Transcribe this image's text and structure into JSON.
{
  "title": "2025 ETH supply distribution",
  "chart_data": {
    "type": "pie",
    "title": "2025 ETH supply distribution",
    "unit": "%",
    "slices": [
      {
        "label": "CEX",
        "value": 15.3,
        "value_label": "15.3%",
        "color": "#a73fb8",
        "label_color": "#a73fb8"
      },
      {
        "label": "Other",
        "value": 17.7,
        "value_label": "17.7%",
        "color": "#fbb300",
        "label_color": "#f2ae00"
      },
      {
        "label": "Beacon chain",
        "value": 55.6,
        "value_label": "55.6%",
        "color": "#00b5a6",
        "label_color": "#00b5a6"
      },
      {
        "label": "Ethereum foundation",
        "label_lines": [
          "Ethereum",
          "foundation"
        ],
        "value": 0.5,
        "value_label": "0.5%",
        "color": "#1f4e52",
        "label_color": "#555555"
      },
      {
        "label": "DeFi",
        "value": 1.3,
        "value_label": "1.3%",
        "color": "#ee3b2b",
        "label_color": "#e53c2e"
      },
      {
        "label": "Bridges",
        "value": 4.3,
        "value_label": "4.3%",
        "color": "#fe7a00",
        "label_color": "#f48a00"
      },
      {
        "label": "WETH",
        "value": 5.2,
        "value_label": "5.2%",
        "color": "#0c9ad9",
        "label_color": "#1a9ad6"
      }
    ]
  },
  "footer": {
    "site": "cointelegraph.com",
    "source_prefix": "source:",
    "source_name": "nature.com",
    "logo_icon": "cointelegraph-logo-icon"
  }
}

::::::::::

** TASK DESCRIPTION **
Sift through the entries and copy every line with "supply".

** EXERCISE SOLUTION **
  "title": "2025 ETH supply distribution",
    "title": "2025 ETH supply distribution",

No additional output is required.